* [Task goal]:
Copy each line that has the string "поддержки" somewhere in it.

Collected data
■ ■ ■ ■ ■

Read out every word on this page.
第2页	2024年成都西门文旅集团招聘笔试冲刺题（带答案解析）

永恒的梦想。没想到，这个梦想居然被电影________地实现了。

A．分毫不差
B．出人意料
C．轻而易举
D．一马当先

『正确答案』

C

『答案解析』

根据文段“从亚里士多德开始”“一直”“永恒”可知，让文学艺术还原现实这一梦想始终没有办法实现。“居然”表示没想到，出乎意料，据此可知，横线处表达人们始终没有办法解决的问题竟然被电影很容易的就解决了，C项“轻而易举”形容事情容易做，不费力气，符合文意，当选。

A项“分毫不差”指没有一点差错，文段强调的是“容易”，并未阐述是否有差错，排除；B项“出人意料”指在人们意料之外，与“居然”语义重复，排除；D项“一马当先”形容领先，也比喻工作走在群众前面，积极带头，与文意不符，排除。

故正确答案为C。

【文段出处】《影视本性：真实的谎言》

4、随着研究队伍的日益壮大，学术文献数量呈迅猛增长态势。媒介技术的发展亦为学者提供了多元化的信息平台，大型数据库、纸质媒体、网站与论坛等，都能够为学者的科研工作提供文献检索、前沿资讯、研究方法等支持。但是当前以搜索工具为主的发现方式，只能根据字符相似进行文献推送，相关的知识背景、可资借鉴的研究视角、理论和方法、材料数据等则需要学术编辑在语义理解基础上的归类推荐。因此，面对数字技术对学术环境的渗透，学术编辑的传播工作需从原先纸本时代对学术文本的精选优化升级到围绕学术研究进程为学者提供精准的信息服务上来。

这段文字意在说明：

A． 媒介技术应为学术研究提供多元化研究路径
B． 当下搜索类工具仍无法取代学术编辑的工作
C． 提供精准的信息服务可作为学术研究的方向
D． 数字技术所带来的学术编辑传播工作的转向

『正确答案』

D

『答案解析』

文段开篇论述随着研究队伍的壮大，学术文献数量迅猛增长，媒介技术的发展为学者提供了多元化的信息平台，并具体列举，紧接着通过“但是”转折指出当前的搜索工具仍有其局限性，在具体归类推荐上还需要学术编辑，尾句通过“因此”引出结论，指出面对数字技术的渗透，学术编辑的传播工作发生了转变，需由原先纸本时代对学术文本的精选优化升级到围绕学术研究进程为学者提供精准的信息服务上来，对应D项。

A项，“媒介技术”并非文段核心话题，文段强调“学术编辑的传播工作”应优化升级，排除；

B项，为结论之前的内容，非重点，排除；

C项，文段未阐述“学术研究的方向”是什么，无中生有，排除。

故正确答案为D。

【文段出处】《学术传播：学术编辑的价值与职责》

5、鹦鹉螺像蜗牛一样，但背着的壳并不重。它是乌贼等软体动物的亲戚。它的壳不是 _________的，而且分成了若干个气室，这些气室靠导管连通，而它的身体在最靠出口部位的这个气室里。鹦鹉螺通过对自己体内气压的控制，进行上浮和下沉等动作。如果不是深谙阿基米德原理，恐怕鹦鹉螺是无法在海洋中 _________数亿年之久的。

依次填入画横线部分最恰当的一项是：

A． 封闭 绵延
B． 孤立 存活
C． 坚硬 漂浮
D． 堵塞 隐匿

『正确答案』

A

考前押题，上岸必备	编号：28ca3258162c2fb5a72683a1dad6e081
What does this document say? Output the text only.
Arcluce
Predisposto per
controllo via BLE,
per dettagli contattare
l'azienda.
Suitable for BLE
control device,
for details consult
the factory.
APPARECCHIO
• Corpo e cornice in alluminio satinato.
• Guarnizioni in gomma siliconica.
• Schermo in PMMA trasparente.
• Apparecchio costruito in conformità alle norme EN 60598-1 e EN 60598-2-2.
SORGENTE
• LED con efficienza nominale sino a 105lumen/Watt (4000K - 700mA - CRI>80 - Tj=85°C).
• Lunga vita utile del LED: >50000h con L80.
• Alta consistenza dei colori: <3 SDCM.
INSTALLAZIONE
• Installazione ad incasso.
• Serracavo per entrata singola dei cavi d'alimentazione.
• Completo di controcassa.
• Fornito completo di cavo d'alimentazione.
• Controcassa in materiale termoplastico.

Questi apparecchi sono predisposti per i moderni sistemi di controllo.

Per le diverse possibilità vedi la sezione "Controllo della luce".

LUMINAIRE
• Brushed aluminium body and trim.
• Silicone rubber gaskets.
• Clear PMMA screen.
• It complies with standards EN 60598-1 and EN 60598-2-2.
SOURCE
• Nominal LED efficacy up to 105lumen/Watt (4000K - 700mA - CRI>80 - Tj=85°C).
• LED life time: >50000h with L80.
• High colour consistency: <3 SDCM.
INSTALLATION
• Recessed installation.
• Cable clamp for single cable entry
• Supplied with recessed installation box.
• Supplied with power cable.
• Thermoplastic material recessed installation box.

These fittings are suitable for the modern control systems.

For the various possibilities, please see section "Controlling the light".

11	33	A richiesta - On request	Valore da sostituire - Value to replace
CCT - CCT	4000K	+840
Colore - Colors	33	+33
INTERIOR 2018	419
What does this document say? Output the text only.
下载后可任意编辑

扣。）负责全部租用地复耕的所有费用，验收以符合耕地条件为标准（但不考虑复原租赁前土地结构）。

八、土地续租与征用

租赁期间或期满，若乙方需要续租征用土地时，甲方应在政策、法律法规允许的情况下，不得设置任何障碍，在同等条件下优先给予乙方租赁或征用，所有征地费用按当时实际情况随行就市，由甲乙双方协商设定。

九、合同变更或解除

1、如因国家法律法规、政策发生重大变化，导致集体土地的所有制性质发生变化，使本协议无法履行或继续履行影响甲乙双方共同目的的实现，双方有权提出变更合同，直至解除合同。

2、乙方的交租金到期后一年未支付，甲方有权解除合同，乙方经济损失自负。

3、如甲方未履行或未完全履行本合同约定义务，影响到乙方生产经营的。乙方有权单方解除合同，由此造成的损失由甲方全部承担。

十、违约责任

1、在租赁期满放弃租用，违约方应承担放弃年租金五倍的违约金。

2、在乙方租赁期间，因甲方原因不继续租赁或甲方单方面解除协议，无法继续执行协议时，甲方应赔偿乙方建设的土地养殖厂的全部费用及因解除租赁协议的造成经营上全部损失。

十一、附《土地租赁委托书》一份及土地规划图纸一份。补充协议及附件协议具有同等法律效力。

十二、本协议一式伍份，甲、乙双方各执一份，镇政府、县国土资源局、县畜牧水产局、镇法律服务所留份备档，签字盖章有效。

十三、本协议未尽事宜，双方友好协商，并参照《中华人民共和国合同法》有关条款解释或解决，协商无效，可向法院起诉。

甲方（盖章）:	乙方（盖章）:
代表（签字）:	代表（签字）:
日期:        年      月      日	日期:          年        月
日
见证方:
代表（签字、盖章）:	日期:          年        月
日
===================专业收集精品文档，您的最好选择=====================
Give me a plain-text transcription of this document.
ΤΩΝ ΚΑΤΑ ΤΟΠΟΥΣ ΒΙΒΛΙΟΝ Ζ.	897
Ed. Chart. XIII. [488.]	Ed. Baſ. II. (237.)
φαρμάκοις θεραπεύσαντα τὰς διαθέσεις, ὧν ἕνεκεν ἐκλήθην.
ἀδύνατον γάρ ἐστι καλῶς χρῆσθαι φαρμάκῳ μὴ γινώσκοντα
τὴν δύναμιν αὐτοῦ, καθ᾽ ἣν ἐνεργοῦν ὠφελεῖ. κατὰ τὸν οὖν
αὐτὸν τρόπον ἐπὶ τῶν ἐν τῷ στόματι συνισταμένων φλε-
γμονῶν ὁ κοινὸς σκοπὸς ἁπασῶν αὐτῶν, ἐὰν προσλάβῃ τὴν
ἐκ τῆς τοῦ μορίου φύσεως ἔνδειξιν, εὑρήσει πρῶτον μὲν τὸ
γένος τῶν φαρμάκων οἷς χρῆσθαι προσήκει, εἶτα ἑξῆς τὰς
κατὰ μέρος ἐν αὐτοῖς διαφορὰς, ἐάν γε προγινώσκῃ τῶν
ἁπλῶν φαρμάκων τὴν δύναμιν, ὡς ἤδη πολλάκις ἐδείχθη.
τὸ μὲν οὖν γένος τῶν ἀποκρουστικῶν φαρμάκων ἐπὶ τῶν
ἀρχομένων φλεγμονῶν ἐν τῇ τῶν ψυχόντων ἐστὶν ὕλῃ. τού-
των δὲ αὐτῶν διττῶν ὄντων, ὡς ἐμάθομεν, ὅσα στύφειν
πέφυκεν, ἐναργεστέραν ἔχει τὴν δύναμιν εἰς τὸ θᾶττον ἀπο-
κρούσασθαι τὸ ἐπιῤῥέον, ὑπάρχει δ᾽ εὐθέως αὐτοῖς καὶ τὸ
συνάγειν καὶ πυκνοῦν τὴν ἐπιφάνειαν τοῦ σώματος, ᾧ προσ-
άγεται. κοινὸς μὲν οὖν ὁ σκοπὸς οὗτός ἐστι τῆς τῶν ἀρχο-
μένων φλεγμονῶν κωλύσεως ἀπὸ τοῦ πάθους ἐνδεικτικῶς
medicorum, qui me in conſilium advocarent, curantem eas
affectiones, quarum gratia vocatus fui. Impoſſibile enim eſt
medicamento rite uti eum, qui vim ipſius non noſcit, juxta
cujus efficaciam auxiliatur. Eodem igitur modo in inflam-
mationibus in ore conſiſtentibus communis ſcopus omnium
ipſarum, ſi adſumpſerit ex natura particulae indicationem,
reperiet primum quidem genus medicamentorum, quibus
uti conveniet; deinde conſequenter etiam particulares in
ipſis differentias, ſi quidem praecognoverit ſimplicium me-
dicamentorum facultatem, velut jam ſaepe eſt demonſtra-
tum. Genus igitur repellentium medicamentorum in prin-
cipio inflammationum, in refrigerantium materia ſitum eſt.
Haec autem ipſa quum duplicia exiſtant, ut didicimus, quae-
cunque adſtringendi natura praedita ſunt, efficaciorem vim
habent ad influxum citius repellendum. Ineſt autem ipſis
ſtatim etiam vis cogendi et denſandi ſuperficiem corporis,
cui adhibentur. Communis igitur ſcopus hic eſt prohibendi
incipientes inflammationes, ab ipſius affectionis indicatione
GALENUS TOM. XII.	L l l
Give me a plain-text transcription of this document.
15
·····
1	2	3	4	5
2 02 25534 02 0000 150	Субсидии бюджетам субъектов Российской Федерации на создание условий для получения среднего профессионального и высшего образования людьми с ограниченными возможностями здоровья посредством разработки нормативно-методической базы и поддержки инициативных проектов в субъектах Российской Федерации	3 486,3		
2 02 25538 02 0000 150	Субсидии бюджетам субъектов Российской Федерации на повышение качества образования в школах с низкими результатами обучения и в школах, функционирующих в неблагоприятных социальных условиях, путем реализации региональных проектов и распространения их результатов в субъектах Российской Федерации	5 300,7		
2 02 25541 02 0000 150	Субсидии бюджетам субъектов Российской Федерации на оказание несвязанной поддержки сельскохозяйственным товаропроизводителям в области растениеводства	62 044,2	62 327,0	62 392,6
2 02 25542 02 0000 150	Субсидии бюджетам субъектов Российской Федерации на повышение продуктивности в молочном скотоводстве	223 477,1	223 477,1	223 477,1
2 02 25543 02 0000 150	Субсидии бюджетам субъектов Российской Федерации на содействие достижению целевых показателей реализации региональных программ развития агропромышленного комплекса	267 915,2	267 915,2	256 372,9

■ ■ ■ ■ ■

* [Full output]:
2 02 25534 02 0000 150	Субсидии бюджетам субъектов Российской Федерации на создание условий для получения среднего профессионального и высшего образования людьми с ограниченными возможностями здоровья посредством разработки нормативно-методической базы и поддержки инициативных проектов в субъектах Российской Федерации	3 486,3		
2 02 25541 02 0000 150	Субсидии бюджетам субъектов Российской Федерации на оказание несвязанной поддержки сельскохозяйственным товаропроизводителям в области растениеводства	62 044,2	62 327,0	62 392,6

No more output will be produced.